> **RECORDS**
:::::
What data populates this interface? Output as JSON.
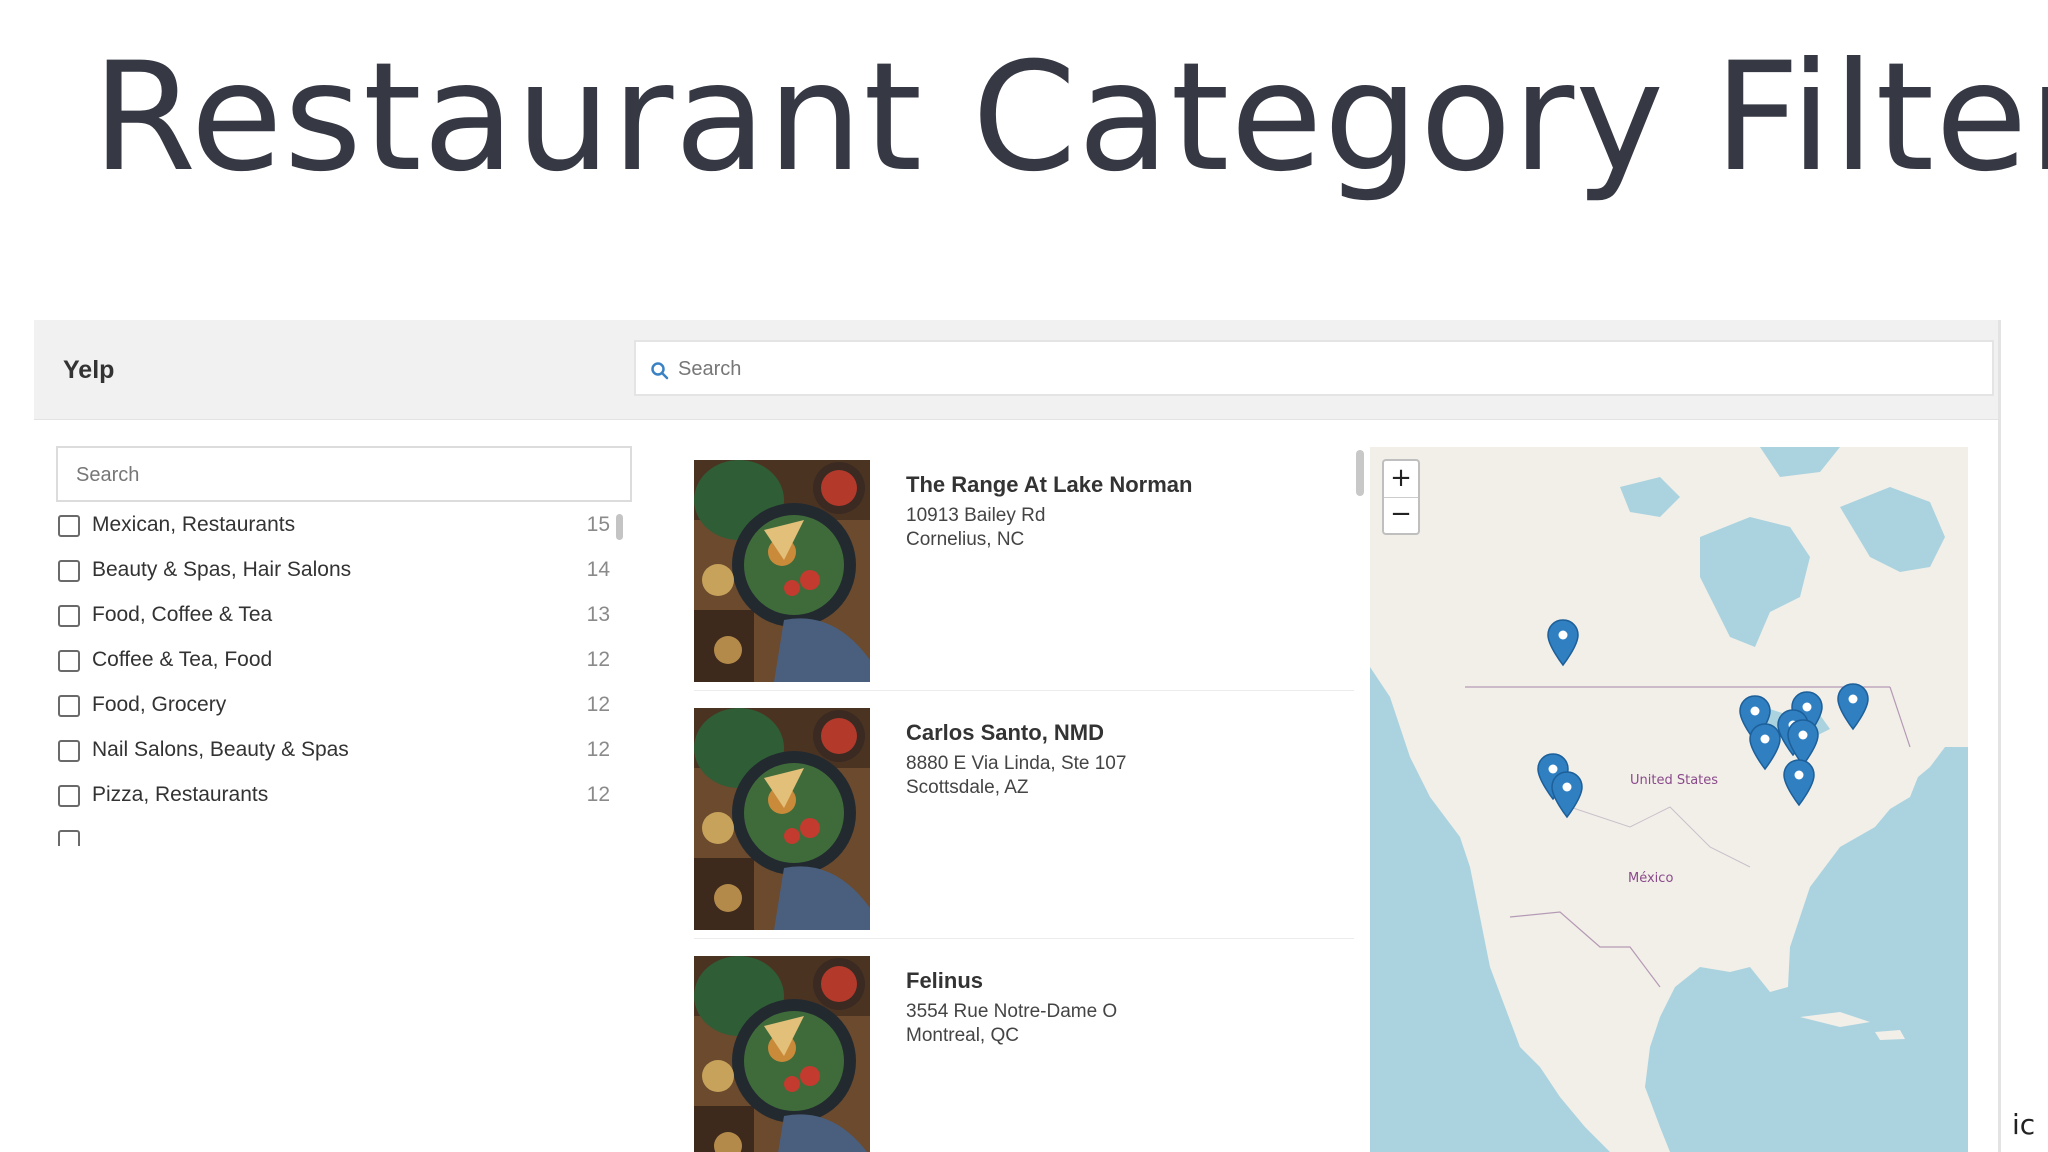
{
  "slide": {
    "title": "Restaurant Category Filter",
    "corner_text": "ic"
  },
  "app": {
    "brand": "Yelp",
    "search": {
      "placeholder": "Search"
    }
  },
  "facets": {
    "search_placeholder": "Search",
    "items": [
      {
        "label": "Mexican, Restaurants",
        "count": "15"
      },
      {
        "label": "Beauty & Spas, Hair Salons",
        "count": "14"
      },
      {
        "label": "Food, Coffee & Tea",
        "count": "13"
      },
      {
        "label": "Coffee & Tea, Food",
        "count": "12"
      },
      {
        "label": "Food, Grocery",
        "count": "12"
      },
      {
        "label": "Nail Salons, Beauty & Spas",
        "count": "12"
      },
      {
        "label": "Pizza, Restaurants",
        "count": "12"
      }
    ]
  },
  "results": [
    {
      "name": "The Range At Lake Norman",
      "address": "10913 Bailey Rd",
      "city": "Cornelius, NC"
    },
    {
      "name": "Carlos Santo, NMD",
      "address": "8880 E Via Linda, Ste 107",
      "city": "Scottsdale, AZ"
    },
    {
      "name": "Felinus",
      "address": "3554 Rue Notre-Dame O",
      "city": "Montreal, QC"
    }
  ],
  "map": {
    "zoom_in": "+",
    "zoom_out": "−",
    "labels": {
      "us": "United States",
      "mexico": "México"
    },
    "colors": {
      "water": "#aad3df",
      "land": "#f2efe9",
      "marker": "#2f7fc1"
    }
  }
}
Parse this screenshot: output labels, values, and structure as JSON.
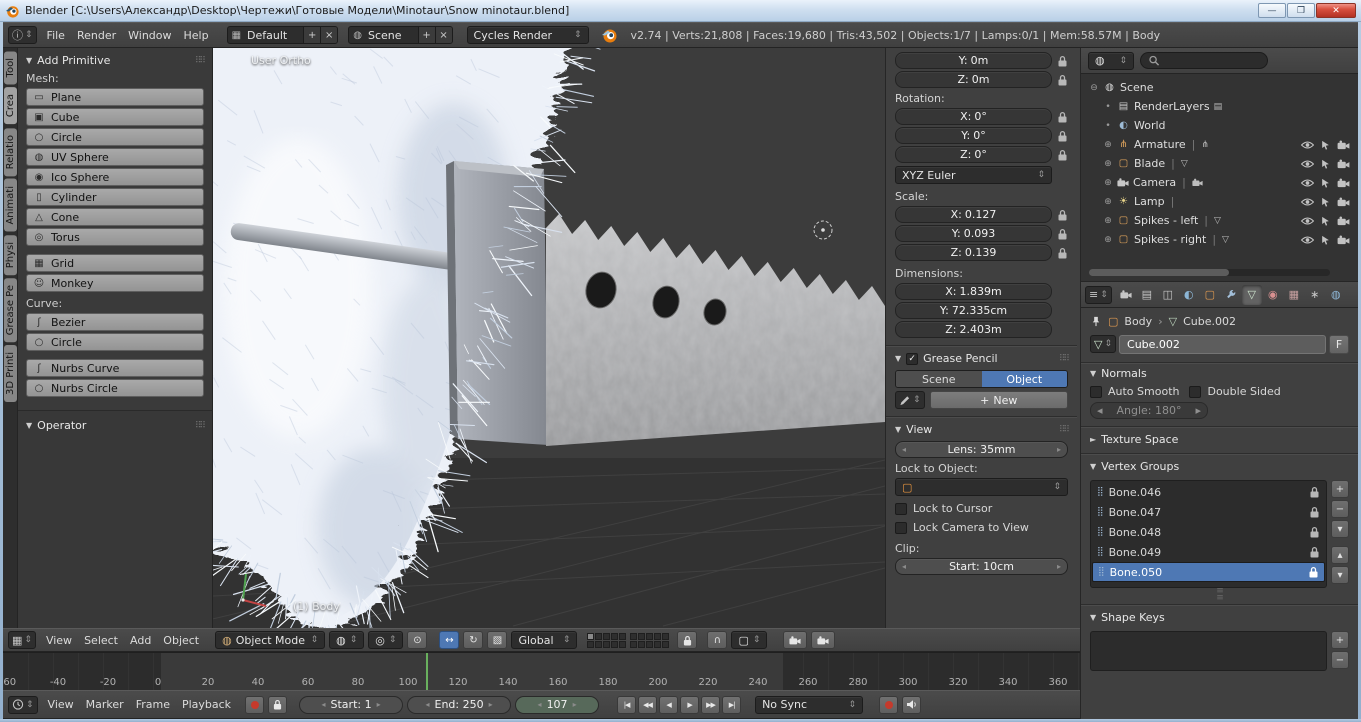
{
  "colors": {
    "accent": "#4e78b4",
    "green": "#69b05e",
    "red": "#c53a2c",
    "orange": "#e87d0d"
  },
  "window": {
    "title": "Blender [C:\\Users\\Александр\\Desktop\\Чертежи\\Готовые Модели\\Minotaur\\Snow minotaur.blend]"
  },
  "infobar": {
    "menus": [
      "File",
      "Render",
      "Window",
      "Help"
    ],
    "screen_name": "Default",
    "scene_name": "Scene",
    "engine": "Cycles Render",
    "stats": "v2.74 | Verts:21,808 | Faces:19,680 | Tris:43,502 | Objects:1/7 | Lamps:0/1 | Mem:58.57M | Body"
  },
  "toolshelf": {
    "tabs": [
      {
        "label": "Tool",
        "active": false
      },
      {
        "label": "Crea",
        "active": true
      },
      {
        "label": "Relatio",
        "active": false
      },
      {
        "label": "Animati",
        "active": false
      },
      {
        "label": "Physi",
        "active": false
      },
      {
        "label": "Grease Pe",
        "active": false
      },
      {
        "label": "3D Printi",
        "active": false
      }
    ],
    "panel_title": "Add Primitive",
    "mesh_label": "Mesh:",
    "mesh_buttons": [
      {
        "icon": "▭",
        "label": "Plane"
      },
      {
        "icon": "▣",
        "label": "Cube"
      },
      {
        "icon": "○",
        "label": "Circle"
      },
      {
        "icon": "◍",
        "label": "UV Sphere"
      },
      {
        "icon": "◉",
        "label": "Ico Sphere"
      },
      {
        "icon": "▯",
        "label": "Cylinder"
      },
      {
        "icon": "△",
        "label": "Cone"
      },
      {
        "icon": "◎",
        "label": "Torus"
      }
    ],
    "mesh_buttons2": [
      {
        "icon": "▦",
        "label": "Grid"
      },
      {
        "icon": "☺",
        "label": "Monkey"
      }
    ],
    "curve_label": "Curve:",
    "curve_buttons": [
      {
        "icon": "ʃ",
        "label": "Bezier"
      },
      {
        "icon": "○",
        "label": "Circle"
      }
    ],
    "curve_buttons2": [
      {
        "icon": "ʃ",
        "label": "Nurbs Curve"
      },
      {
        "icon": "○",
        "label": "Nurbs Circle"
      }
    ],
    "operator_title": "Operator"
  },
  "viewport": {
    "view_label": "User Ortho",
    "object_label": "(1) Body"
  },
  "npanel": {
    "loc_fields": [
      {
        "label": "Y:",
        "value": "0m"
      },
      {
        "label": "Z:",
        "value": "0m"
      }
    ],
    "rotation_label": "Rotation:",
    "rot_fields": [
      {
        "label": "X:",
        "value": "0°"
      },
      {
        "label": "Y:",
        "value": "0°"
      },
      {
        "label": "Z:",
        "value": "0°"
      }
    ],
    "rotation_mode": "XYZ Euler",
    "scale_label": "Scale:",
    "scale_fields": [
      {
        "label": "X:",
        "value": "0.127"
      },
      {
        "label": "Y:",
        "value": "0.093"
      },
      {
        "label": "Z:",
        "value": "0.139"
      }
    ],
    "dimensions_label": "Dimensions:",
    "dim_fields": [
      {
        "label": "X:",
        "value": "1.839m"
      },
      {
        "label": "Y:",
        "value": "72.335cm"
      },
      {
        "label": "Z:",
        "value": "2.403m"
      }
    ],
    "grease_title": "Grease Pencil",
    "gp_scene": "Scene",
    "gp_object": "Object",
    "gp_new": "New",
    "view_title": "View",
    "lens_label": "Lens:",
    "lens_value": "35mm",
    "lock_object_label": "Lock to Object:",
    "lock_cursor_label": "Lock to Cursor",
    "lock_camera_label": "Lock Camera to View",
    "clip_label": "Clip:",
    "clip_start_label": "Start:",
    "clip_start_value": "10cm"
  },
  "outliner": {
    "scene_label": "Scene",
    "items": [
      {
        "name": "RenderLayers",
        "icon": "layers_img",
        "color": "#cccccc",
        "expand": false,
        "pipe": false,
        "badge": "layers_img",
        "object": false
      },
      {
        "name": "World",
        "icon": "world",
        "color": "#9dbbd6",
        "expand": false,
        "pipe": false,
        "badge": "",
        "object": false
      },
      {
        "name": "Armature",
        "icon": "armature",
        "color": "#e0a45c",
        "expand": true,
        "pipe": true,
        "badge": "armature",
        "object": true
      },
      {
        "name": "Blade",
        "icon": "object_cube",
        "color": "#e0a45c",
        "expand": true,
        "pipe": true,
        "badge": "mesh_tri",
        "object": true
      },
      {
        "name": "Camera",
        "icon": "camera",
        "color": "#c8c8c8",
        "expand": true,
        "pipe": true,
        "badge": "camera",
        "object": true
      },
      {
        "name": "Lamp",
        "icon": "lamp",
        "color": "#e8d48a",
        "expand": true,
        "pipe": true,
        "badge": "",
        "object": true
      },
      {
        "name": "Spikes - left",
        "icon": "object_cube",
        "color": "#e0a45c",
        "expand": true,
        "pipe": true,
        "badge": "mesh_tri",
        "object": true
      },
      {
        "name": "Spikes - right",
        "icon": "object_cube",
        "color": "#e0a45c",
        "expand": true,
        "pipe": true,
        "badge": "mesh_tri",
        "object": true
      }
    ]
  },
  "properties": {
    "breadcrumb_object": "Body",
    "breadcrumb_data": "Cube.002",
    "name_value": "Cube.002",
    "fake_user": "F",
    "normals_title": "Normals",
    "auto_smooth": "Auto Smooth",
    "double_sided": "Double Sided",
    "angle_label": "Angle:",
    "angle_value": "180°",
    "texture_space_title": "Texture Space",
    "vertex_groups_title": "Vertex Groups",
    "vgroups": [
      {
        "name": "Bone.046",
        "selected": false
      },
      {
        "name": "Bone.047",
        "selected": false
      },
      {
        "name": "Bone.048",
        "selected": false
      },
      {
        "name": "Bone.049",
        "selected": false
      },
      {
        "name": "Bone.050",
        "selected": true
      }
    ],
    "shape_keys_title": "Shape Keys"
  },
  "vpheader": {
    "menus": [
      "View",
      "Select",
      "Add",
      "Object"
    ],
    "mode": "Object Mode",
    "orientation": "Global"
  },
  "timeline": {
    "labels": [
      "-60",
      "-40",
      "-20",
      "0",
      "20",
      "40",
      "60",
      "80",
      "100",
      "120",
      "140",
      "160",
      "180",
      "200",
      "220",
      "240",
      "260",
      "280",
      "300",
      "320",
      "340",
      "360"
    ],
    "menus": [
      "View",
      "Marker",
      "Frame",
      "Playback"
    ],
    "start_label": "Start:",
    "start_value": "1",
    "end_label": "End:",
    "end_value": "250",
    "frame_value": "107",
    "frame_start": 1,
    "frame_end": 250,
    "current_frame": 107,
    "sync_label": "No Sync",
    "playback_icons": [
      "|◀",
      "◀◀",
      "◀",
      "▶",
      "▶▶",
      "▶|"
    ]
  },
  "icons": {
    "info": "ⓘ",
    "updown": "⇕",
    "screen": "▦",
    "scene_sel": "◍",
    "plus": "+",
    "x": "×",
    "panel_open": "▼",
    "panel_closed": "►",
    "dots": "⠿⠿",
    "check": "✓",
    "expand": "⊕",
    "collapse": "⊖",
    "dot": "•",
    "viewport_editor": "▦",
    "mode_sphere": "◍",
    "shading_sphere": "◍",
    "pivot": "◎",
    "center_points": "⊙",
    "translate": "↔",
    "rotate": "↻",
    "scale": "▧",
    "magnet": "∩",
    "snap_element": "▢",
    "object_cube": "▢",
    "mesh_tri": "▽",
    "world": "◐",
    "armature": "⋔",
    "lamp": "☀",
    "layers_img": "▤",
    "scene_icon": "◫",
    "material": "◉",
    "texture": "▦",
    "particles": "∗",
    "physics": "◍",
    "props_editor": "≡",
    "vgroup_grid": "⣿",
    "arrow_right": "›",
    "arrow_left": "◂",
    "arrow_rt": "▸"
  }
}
:::::
> **EXERCISE INSTRUCTIONS**
Read the lines above. Gather those in which the string "Lock" is found.

> **FINISHED ANSWER**
    "lock_object_label": "Lock to Object:",
    "lock_cursor_label": "Lock to Cursor",
    "lock_camera_label": "Lock Camera to View",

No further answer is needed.